(Dataset entries)
══════════════════════════════
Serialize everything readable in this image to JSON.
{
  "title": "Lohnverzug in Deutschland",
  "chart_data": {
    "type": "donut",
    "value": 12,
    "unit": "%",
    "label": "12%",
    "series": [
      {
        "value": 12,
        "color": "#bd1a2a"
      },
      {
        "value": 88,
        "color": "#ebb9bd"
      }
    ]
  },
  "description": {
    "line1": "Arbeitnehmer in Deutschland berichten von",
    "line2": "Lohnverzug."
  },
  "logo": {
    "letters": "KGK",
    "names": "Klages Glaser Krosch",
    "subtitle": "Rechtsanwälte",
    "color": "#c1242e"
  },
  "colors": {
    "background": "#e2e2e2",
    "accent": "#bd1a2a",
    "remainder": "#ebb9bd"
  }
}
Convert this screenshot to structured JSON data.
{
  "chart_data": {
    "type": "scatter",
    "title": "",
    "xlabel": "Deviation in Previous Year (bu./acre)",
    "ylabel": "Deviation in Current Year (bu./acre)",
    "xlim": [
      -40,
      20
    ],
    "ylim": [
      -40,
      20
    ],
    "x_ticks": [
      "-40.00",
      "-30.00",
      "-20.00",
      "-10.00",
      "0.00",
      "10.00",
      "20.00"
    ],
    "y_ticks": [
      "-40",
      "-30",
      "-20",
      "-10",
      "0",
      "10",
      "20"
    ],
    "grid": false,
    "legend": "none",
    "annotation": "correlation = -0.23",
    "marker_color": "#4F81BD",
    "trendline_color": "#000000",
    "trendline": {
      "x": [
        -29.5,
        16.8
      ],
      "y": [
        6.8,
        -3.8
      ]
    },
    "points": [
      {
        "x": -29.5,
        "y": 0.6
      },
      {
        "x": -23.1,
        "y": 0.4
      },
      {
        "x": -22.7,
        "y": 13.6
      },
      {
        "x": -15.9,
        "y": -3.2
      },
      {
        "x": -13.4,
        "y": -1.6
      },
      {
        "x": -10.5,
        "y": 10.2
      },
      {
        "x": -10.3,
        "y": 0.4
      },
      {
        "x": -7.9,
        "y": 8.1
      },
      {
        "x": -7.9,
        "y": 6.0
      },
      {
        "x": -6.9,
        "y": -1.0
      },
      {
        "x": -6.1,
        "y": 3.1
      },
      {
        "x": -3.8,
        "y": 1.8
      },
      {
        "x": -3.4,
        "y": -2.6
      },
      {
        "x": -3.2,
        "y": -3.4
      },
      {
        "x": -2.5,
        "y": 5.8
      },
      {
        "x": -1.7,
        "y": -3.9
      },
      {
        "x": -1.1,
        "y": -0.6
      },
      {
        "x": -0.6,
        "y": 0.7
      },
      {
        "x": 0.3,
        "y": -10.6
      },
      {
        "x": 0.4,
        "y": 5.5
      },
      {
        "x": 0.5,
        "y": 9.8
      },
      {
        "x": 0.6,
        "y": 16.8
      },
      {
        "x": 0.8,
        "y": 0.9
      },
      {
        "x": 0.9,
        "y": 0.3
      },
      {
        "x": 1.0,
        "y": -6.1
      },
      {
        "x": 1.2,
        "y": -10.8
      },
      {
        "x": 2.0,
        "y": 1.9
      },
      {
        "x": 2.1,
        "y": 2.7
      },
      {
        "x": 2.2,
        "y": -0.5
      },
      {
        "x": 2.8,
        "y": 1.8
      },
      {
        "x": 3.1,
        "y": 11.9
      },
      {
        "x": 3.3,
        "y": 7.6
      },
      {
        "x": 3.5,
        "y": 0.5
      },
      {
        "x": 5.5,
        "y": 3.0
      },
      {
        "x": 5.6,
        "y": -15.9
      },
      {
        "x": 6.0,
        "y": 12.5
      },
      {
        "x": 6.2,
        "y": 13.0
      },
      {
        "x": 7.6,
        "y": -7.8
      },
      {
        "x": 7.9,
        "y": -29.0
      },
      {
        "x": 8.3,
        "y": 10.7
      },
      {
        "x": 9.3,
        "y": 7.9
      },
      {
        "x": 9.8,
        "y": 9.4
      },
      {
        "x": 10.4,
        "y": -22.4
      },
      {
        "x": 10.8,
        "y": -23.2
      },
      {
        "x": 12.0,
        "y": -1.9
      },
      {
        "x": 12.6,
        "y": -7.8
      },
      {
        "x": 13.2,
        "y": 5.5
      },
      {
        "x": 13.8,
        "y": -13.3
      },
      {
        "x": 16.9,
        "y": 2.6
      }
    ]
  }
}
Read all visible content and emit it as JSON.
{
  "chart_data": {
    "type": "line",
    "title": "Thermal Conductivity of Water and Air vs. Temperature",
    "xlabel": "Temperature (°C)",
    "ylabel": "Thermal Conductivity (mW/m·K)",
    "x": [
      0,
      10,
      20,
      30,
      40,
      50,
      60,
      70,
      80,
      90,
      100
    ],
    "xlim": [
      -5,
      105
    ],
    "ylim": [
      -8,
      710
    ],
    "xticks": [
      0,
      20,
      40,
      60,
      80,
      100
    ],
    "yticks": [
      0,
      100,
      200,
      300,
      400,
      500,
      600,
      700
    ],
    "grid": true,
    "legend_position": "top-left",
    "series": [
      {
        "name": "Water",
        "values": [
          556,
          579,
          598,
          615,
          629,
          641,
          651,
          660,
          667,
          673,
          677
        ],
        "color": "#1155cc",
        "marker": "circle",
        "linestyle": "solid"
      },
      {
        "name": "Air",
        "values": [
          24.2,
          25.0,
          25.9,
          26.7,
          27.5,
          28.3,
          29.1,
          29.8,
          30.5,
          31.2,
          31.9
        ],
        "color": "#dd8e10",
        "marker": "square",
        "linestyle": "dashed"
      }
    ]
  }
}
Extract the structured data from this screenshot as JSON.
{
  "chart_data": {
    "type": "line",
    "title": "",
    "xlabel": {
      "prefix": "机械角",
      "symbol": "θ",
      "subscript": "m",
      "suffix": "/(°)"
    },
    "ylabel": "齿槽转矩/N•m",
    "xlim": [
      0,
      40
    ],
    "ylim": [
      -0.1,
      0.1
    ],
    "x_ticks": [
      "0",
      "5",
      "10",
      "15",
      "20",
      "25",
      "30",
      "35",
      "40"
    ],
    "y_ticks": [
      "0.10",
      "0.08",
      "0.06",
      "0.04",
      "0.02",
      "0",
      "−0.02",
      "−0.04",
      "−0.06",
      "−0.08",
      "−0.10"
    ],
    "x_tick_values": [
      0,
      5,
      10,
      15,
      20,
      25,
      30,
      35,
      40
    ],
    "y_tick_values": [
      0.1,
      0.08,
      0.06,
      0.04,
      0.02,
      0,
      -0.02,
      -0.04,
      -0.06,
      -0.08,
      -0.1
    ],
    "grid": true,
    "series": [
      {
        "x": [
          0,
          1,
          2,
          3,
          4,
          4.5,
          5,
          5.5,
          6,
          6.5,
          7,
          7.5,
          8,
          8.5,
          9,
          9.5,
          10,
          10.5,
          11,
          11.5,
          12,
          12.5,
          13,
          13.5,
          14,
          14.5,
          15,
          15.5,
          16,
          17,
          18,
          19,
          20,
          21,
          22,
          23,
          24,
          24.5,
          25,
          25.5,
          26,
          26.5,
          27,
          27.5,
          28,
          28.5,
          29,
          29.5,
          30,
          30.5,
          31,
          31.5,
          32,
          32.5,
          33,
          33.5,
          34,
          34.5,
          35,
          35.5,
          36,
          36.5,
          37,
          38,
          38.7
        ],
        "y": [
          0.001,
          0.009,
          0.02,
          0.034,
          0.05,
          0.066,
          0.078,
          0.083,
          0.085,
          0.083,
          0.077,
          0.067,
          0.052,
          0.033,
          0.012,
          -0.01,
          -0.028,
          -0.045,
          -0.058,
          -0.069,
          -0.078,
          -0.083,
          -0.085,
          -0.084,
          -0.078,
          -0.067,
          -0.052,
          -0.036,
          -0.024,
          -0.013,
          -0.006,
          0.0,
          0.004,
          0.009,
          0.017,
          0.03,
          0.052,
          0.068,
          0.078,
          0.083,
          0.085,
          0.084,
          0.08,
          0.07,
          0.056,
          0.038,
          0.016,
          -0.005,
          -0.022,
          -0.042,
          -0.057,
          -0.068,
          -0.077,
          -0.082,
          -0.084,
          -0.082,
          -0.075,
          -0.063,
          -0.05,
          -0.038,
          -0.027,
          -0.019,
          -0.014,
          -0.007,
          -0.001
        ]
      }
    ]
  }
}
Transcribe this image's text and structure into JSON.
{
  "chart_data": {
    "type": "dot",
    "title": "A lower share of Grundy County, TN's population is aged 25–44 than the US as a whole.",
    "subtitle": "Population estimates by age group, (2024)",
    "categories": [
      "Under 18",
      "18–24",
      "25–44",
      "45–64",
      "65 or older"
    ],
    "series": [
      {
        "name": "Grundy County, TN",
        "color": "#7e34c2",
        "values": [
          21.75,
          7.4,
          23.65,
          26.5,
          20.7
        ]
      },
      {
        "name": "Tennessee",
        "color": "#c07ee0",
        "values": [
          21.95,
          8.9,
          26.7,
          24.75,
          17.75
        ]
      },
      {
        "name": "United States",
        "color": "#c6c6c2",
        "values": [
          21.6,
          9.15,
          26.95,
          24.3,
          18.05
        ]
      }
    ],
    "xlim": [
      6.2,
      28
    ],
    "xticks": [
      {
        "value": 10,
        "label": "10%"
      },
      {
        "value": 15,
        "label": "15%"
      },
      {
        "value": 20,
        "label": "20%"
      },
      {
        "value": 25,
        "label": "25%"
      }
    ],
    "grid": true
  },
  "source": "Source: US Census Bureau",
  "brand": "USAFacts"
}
══════════════════════════════
## TASK PROMPT
Using the records above, copy every line that has the word "xlabel" in it.

## RESULT
    "xlabel": "Deviation in Previous Year (bu./acre)",
    "xlabel": "Temperature (°C)",
    "xlabel": {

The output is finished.